[LISTED ENTRIES start]

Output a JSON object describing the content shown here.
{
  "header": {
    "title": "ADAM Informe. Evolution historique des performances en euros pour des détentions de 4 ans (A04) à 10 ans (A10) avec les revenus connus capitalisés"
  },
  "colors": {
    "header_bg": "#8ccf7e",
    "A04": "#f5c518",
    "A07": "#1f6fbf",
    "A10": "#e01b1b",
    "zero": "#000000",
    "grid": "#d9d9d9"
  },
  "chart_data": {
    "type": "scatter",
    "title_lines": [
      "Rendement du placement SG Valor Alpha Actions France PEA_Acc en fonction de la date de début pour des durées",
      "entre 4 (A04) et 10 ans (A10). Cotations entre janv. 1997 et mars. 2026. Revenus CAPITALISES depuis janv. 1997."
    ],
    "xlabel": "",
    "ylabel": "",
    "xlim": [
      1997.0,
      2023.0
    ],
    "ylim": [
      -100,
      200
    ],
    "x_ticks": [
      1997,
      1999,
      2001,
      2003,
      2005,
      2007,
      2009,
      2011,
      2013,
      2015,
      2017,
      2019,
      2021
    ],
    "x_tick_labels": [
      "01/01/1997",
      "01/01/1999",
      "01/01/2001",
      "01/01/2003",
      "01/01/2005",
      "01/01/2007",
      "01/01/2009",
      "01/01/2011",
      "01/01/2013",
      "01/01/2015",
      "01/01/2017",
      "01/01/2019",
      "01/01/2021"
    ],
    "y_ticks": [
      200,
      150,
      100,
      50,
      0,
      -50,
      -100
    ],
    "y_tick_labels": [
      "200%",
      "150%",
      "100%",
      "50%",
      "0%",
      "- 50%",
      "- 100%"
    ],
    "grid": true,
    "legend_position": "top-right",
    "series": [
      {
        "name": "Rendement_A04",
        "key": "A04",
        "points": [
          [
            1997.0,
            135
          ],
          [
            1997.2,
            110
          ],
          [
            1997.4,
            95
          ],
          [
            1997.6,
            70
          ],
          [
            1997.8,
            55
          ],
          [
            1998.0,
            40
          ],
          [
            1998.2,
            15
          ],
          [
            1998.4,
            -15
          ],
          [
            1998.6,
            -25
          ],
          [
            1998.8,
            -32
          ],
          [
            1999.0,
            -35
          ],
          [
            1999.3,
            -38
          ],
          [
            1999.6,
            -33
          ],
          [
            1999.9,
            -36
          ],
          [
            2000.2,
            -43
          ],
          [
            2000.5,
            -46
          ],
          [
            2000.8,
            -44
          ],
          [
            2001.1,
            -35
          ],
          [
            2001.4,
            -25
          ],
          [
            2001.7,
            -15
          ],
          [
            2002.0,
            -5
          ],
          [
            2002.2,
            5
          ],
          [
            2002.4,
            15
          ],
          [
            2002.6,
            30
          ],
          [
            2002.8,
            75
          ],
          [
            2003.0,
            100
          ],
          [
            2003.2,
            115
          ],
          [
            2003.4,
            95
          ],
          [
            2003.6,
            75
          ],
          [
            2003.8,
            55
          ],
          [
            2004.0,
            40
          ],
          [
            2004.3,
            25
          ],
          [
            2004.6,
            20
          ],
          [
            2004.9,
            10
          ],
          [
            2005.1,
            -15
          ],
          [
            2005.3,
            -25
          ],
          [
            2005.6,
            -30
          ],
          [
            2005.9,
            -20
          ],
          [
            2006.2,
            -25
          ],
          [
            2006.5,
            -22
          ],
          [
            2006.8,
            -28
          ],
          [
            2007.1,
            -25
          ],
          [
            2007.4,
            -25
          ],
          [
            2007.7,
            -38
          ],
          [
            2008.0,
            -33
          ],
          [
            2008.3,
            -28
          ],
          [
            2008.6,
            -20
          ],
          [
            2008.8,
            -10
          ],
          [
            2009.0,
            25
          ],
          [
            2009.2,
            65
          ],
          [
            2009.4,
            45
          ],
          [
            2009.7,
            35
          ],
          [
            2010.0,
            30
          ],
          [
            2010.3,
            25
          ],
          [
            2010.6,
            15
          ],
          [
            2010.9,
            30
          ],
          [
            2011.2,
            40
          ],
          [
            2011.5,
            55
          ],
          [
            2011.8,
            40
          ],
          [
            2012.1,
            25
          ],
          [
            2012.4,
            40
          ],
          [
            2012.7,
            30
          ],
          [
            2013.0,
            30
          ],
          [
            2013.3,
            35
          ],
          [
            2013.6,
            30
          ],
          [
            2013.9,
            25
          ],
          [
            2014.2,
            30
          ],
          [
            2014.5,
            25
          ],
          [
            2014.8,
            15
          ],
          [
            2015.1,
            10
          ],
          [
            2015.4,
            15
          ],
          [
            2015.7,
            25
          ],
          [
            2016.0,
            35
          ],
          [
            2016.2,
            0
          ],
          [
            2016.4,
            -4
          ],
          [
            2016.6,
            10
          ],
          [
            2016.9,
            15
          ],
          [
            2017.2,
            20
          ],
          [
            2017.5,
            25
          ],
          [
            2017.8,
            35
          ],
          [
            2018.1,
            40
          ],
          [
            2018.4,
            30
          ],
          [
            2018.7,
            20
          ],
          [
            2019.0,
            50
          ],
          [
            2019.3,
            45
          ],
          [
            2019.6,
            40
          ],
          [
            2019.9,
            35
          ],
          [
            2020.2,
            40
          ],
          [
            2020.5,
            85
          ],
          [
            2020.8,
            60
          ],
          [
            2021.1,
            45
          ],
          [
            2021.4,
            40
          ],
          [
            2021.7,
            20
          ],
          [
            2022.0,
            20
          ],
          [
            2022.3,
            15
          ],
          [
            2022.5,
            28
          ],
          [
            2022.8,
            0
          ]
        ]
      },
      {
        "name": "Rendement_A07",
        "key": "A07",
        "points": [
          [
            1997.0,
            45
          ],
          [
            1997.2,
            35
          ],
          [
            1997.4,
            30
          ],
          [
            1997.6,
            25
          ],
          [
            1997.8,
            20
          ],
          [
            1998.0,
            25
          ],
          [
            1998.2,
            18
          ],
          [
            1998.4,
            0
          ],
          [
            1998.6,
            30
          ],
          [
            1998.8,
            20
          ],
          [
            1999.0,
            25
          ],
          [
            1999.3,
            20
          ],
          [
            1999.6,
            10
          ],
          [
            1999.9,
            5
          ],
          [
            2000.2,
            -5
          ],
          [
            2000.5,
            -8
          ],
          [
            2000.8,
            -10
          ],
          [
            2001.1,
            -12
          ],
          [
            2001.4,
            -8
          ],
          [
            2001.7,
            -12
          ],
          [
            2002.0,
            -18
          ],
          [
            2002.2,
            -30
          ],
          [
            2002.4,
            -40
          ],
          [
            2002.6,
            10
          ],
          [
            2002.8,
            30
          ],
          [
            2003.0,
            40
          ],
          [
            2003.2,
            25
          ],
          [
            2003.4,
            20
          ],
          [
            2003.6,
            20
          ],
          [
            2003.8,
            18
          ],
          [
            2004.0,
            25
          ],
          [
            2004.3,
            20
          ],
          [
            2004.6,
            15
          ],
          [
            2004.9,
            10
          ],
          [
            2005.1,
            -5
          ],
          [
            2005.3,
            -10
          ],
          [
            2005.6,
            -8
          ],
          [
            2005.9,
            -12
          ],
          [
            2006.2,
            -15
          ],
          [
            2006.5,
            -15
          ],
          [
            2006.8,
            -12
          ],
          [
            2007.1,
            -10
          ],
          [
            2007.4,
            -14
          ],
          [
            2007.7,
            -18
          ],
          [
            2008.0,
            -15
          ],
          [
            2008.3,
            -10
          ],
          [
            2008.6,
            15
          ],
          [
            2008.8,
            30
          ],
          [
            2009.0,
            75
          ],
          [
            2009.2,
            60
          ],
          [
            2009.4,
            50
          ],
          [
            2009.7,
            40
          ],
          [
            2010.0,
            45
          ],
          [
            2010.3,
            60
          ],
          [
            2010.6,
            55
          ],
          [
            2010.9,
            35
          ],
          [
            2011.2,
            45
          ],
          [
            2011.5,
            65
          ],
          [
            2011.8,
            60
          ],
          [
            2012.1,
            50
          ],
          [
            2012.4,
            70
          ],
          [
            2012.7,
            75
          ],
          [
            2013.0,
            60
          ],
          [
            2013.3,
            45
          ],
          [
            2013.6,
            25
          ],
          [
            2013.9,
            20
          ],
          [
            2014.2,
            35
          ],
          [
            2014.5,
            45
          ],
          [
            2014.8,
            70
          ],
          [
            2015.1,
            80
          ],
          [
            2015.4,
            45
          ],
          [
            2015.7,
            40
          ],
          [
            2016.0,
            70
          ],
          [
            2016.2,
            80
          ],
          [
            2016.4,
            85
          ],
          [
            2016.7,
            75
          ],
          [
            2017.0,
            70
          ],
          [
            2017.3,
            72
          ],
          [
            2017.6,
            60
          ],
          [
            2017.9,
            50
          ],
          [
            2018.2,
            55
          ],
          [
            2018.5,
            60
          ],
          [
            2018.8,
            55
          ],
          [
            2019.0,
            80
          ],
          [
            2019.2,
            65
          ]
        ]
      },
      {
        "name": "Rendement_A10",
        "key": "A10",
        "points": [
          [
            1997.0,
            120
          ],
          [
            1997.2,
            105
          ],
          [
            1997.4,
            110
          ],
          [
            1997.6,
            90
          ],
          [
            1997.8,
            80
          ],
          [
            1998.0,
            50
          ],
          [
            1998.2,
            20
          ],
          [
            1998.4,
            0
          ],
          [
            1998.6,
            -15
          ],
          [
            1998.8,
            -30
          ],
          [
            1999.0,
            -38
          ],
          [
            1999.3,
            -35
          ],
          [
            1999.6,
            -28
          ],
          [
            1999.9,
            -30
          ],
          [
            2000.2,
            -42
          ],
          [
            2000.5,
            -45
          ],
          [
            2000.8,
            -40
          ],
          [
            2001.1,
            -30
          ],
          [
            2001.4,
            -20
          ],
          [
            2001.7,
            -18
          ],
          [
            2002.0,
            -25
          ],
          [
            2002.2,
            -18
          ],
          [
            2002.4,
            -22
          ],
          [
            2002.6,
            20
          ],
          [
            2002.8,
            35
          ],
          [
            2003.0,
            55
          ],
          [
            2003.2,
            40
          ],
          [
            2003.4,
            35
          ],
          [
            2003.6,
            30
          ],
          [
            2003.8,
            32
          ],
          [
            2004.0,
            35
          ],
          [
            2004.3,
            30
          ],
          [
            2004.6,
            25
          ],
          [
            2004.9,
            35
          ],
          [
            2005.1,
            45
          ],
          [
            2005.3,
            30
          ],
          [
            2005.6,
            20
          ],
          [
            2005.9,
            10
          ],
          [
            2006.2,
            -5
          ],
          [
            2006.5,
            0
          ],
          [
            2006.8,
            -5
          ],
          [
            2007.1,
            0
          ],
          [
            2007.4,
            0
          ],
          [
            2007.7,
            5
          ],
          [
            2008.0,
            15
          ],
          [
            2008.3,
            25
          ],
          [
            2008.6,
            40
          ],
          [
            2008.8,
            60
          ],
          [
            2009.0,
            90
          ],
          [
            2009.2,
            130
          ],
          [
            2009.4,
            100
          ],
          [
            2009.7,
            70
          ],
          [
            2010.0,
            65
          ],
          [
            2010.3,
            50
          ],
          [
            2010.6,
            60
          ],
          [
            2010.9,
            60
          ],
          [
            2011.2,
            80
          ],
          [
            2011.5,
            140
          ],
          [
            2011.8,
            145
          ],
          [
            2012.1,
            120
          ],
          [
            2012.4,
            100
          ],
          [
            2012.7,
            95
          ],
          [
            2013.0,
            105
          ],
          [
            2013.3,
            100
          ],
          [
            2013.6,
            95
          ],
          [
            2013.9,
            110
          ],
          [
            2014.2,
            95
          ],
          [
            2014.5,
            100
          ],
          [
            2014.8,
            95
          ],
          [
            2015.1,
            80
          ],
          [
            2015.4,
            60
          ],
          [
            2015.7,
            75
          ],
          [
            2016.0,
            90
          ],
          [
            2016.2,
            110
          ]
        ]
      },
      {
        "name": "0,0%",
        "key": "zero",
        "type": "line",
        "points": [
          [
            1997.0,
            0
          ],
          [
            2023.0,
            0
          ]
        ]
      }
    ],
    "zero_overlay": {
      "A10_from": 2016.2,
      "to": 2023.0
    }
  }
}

[LISTED ENTRIES end]

[BRIEF]
Pick out each line containing the string "name" and copy it.

[THE RESULT]
        "name": "Rendement_A04",
        "name": "Rendement_A07",
        "name": "Rendement_A10",
        "name": "0,0%",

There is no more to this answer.